* [Aim]
Output all entries verbatim. Skip pictures.

Stored data
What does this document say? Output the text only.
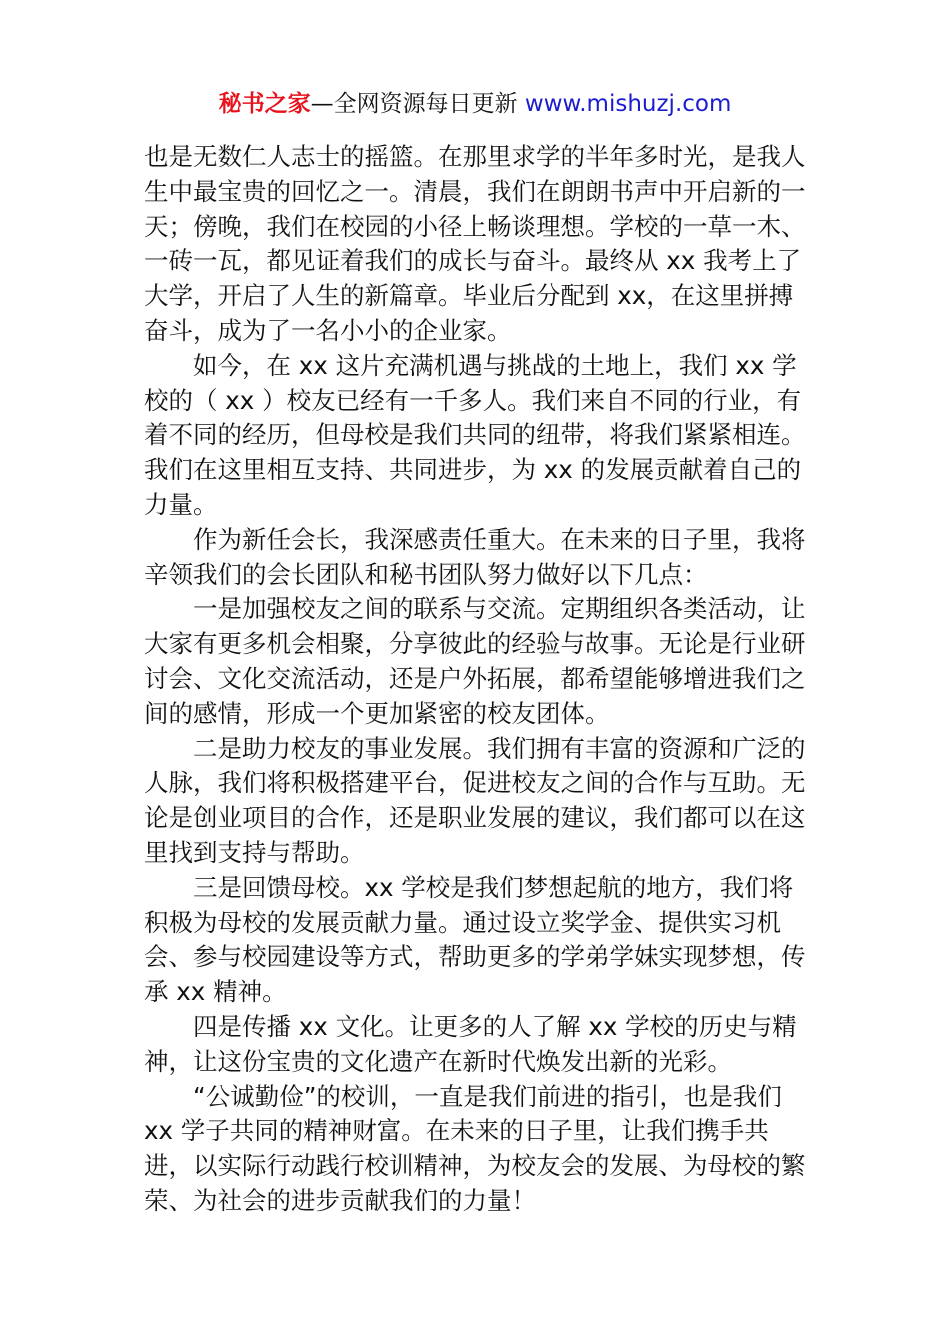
秘书之家—全网资源每日更新 www.mishuzj.com

也是无数仁人志士的摇篮。在那里求学的半年多时光，是我人生中最宝贵的回忆之一。清晨，我们在朗朗书声中开启新的一天；傍晚，我们在校园的小径上畅谈理想。学校的一草一木、一砖一瓦，都见证着我们的成长与奋斗。最终从 xx 我考上了大学，开启了人生的新篇章。毕业后分配到 xx，在这里拼搏奋斗，成为了一名小小的企业家。

如今，在 xx 这片充满机遇与挑战的土地上，我们 xx 学校的（ xx ）校友已经有一千多人。我们来自不同的行业，有着不同的经历，但母校是我们共同的纽带，将我们紧紧相连。我们在这里相互支持、共同进步，为 xx 的发展贡献着自己的力量。

作为新任会长，我深感责任重大。在未来的日子里，我将辛领我们的会长团队和秘书团队努力做好以下几点：

一是加强校友之间的联系与交流。定期组织各类活动，让大家有更多机会相聚，分享彼此的经验与故事。无论是行业研讨会、文化交流活动，还是户外拓展，都希望能够增进我们之间的感情，形成一个更加紧密的校友团体。

二是助力校友的事业发展。我们拥有丰富的资源和广泛的人脉，我们将积极搭建平台，促进校友之间的合作与互助。无论是创业项目的合作，还是职业发展的建议，我们都可以在这里找到支持与帮助。

三是回馈母校。xx 学校是我们梦想起航的地方，我们将积极为母校的发展贡献力量。通过设立奖学金、提供实习机会、参与校园建设等方式，帮助更多的学弟学妹实现梦想，传承 xx 精神。

四是传播 xx 文化。让更多的人了解 xx 学校的历史与精神，让这份宝贵的文化遗产在新时代焕发出新的光彩。

“公诚勤俭”的校训，一直是我们前进的指引，也是我们 xx 学子共同的精神财富。在未来的日子里，让我们携手共进，以实际行动践行校训精神，为校友会的发展、为母校的繁荣、为社会的进步贡献我们的力量！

* [Written reply]
What does this document say? Output the text only.
秘书之家—全网资源每日更新 www.mishuzj.com

也是无数仁人志士的摇篮。在那里求学的半年多时光，是我人生中最宝贵的回忆之一。清晨，我们在朗朗书声中开启新的一天；傍晚，我们在校园的小径上畅谈理想。学校的一草一木、一砖一瓦，都见证着我们的成长与奋斗。最终从 xx 我考上了大学，开启了人生的新篇章。毕业后分配到 xx，在这里拼搏奋斗，成为了一名小小的企业家。

如今，在 xx 这片充满机遇与挑战的土地上，我们 xx 学校的（ xx ）校友已经有一千多人。我们来自不同的行业，有着不同的经历，但母校是我们共同的纽带，将我们紧紧相连。我们在这里相互支持、共同进步，为 xx 的发展贡献着自己的力量。

作为新任会长，我深感责任重大。在未来的日子里，我将辛领我们的会长团队和秘书团队努力做好以下几点：

一是加强校友之间的联系与交流。定期组织各类活动，让大家有更多机会相聚，分享彼此的经验与故事。无论是行业研讨会、文化交流活动，还是户外拓展，都希望能够增进我们之间的感情，形成一个更加紧密的校友团体。

二是助力校友的事业发展。我们拥有丰富的资源和广泛的人脉，我们将积极搭建平台，促进校友之间的合作与互助。无论是创业项目的合作，还是职业发展的建议，我们都可以在这里找到支持与帮助。

三是回馈母校。xx 学校是我们梦想起航的地方，我们将积极为母校的发展贡献力量。通过设立奖学金、提供实习机会、参与校园建设等方式，帮助更多的学弟学妹实现梦想，传承 xx 精神。

四是传播 xx 文化。让更多的人了解 xx 学校的历史与精神，让这份宝贵的文化遗产在新时代焕发出新的光彩。

“公诚勤俭”的校训，一直是我们前进的指引，也是我们 xx 学子共同的精神财富。在未来的日子里，让我们携手共进，以实际行动践行校训精神，为校友会的发展、为母校的繁荣、为社会的进步贡献我们的力量！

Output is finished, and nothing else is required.